## SHORT PROBLEM
Compute how many lines in the entries below contain "prouocare", and output nothing but the number.

● ● ● ● ● ● ●

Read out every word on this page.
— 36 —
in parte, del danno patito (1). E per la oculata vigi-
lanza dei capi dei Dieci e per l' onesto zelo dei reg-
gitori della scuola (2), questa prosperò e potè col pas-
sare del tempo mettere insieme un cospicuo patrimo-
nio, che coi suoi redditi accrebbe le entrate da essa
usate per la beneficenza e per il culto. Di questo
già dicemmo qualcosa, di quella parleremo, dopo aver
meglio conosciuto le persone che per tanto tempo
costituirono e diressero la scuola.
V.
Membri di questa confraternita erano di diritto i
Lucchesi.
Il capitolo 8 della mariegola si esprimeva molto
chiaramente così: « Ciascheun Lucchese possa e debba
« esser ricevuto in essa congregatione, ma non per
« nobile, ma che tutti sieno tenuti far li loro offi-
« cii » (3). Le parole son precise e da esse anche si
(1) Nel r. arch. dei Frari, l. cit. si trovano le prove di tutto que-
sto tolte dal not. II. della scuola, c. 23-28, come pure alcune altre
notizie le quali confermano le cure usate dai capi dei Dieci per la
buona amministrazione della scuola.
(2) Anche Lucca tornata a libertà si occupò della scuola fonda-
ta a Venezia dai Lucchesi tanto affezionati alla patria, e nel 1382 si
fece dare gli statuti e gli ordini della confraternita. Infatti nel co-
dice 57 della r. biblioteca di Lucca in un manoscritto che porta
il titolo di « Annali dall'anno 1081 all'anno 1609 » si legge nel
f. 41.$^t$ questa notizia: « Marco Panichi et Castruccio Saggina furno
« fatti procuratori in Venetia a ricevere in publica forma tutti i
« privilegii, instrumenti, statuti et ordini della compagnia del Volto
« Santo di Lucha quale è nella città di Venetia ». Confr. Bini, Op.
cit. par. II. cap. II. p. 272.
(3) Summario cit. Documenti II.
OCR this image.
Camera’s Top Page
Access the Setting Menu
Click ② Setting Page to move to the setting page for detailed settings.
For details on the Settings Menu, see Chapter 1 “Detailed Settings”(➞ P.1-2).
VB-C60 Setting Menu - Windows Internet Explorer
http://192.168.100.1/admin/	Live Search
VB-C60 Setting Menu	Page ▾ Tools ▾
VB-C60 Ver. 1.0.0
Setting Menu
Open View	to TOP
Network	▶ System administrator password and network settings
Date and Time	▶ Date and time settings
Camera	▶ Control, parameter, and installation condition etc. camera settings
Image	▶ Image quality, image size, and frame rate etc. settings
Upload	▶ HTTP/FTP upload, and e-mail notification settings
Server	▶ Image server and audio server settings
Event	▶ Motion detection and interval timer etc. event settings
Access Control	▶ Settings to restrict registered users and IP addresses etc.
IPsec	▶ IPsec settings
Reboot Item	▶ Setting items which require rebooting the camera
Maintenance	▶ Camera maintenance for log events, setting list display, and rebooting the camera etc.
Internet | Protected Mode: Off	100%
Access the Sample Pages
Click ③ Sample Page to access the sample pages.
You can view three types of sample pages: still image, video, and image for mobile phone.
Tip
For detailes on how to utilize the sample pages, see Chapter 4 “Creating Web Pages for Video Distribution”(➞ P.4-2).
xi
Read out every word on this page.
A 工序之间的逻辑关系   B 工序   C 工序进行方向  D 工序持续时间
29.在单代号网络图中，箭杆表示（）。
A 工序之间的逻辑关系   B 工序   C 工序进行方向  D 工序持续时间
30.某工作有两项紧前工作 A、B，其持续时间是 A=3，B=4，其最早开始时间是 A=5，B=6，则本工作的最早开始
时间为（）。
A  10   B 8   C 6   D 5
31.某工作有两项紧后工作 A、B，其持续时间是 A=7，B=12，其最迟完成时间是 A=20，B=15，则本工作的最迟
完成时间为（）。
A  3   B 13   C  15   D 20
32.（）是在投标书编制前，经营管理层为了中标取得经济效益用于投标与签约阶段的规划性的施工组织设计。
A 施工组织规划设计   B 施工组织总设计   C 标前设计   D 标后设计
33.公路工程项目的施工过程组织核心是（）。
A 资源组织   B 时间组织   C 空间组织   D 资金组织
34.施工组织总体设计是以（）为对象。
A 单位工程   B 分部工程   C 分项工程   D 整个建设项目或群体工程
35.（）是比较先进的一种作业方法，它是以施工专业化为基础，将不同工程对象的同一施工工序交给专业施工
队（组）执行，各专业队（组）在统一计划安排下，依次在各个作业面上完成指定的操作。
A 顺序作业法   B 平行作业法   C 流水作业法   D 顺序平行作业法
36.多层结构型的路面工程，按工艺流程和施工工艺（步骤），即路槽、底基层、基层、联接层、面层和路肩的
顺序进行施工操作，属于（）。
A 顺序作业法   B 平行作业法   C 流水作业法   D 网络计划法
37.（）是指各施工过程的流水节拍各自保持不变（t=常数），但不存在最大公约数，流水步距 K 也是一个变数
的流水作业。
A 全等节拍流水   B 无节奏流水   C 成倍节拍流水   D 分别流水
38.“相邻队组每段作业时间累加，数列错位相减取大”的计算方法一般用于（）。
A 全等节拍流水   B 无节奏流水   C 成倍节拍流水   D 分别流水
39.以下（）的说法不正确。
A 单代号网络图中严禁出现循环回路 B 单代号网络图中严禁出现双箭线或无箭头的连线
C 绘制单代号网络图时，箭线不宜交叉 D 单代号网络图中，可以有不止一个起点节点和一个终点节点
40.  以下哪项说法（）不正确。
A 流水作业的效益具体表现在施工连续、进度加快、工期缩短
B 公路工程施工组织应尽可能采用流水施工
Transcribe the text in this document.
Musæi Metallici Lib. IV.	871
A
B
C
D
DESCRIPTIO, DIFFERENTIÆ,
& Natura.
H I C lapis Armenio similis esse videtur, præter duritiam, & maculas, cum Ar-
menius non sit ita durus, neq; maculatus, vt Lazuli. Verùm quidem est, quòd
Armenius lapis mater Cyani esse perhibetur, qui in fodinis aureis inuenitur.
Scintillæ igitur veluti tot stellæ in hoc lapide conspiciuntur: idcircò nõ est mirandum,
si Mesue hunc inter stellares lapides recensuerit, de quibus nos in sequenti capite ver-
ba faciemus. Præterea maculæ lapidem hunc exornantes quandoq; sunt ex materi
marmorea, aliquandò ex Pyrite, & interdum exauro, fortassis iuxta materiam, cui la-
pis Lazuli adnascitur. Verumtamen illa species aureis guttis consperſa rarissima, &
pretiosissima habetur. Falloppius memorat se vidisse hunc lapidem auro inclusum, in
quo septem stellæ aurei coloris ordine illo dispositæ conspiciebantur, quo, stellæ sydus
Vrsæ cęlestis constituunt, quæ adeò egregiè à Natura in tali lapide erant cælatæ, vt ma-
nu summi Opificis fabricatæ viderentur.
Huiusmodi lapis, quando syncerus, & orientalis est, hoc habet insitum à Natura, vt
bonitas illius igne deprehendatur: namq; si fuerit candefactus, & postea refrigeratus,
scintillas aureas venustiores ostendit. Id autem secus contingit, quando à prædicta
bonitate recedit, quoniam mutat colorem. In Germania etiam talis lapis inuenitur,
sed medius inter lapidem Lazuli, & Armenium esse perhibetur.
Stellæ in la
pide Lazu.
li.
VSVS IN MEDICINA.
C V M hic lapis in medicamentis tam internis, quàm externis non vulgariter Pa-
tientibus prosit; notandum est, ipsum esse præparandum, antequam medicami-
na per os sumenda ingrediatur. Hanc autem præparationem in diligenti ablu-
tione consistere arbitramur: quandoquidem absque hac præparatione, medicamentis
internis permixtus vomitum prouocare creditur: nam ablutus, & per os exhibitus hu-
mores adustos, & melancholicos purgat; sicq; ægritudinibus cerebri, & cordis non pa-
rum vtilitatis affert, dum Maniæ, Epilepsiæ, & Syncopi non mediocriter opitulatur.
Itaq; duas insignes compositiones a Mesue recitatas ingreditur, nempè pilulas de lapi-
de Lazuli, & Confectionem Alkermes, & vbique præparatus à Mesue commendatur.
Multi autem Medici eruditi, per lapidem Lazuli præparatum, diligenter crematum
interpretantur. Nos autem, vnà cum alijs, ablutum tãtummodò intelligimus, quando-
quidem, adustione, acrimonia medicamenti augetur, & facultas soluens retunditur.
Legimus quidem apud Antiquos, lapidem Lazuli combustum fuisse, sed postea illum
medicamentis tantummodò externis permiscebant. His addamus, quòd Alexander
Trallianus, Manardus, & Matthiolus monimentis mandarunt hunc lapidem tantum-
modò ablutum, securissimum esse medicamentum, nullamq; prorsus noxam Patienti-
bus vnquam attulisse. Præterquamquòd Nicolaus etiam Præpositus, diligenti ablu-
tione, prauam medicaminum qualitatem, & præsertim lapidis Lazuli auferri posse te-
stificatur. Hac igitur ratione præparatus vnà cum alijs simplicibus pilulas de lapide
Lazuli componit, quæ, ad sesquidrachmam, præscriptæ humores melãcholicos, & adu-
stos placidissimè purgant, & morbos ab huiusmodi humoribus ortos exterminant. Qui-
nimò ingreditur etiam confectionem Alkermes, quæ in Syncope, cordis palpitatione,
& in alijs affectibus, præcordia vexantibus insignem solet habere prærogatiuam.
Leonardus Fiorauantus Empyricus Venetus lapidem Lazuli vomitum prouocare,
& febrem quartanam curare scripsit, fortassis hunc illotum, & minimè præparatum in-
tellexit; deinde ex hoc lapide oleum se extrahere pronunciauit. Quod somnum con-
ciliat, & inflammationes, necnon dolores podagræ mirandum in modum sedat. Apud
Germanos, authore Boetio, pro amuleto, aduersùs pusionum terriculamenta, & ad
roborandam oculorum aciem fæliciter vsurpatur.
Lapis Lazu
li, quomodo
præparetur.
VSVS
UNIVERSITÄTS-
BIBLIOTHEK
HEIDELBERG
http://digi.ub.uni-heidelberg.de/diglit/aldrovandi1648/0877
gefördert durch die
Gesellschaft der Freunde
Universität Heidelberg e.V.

● ● ● ● ● ● ●

## WRITTEN ANSWER
2